(A block of data)
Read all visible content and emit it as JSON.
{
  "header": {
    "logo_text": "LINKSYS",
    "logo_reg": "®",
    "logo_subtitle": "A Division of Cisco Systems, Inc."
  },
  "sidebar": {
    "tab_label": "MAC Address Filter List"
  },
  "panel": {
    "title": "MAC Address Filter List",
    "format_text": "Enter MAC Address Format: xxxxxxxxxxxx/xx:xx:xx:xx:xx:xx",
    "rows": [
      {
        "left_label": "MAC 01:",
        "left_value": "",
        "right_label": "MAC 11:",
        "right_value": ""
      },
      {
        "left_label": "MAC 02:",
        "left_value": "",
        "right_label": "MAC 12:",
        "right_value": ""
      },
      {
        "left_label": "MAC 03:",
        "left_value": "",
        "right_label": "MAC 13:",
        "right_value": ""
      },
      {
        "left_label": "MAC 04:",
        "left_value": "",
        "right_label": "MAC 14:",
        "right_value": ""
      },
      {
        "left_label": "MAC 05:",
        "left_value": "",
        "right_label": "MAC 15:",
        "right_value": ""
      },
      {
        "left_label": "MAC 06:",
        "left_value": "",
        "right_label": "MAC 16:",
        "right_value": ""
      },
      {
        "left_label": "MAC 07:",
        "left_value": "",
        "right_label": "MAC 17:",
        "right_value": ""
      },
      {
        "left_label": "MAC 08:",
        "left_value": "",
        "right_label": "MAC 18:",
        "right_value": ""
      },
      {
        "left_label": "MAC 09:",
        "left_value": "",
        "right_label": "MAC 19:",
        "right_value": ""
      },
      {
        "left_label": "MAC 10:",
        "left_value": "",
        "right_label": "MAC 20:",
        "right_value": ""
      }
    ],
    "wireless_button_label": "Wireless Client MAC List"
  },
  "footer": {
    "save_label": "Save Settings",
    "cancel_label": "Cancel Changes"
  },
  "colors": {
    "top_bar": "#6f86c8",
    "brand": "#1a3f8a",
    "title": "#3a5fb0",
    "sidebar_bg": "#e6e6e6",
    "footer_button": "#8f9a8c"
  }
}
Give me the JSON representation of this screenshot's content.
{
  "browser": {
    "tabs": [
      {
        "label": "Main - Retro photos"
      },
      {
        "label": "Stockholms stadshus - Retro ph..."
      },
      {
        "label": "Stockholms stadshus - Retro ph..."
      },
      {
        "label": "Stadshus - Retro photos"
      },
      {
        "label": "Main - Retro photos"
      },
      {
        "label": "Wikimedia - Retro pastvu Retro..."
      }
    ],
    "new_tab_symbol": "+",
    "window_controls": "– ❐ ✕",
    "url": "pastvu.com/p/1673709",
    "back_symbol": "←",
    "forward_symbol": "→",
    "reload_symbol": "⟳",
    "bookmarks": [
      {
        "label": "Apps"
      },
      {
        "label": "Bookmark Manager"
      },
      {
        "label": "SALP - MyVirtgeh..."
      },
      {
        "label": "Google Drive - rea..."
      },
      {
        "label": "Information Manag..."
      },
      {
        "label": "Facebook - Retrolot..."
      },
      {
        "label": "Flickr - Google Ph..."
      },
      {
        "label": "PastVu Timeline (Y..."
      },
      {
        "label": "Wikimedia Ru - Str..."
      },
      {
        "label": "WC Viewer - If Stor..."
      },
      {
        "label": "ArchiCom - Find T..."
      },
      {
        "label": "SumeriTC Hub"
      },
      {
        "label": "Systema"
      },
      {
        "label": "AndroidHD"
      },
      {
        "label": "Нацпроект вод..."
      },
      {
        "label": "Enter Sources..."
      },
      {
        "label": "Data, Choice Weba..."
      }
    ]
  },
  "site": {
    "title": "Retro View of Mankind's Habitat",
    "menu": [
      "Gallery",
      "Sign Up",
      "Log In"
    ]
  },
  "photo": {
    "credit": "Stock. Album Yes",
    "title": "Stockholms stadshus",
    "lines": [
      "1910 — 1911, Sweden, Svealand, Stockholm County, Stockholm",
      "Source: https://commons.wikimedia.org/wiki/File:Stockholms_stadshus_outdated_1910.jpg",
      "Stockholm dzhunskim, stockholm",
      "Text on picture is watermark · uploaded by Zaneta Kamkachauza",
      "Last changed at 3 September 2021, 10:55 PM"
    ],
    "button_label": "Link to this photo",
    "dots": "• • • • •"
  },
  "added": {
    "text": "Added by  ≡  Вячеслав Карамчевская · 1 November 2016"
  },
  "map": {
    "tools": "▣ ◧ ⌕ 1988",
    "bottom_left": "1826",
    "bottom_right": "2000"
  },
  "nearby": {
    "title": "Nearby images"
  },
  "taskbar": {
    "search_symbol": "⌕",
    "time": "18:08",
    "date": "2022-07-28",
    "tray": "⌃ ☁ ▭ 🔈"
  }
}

### What is expected
Pick out each line that holds the string "Filter".

### Output of the task
    "tab_label": "MAC Address Filter List"
    "title": "MAC Address Filter List",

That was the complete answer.